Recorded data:
----------------

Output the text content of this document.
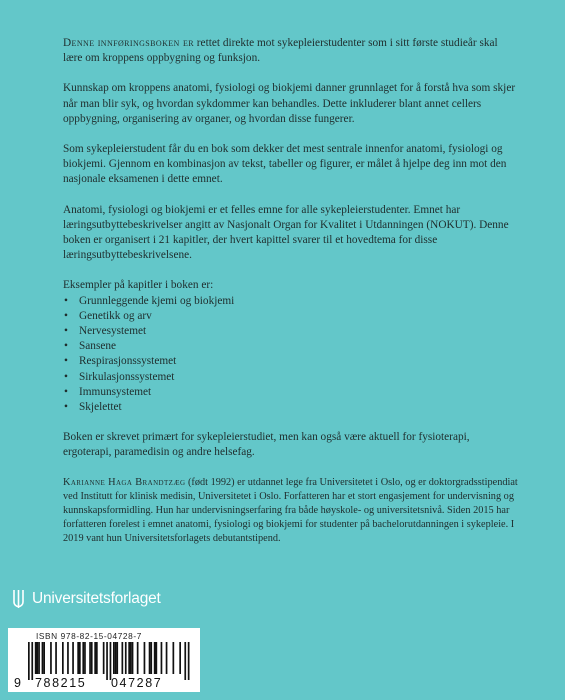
Denne innføringsboken er rettet direkte mot sykepleierstudenter som i sitt første studieår skal lære om kroppens oppbygning og funksjon.

Kunnskap om kroppens anatomi, fysiologi og biokjemi danner grunnlaget for å forstå hva som skjer når man blir syk, og hvordan sykdommer kan behandles. Dette inkluderer blant annet cellers oppbygning, organisering av organer, og hvordan disse fungerer.

Som sykepleierstudent får du en bok som dekker det mest sentrale innenfor anatomi, fysiologi og biokjemi. Gjennom en kombinasjon av tekst, tabeller og figurer, er målet å hjelpe deg inn mot den nasjonale eksamenen i dette emnet.

Anatomi, fysiologi og biokjemi er et felles emne for alle sykepleierstudenter. Emnet har læringsutbyttebeskrivelser angitt av Nasjonalt Organ for Kvalitet i Utdanningen (NOKUT). Denne boken er organisert i 21 kapitler, der hvert kapittel svarer til et hovedtema for disse læringsutbyttebeskrivelsene.

Eksempler på kapitler i boken er:
• Grunnleggende kjemi og biokjemi
• Genetikk og arv
• Nervesystemet
• Sansene
• Respirasjonssystemet
• Sirkulasjonssystemet
• Immunsystemet
• Skjelettet

Boken er skrevet primært for sykepleierstudiet, men kan også være aktuell for fysioterapi, ergoterapi, paramedisin og andre helsefag.

Karianne Haga Brandtzæg (født 1992) er utdannet lege fra Universitetet i Oslo, og er doktorgradsstipendiat ved Institutt for klinisk medisin, Universitetet i Oslo. Forfatteren har et stort engasjement for undervisning og kunnskapsformidling. Hun har undervisningserfaring fra både høyskole- og universitetsnivå. Siden 2015 har forfatteren forelest i emnet anatomi, fysiologi og biokjemi for studenter på bachelorutdanningen i sykepleie. I 2019 vant hun Universitetsforlagets debutantstipend.

Universitetsforlaget
ISBN 978-82-15-04728-7
9 788215 047287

----------------

What the task asks: From the records, copy every line that has the string "kapitler" in it.

Response to the exercise:
Anatomi, fysiologi og biokjemi er et felles emne for alle sykepleierstudenter. Emnet har læringsutbyttebeskrivelser angitt av Nasjonalt Organ for Kvalitet i Utdanningen (NOKUT). Denne boken er organisert i 21 kapitler, der hvert kapittel svarer til et hovedtema for disse læringsutbyttebeskrivelsene.
Eksempler på kapitler i boken er:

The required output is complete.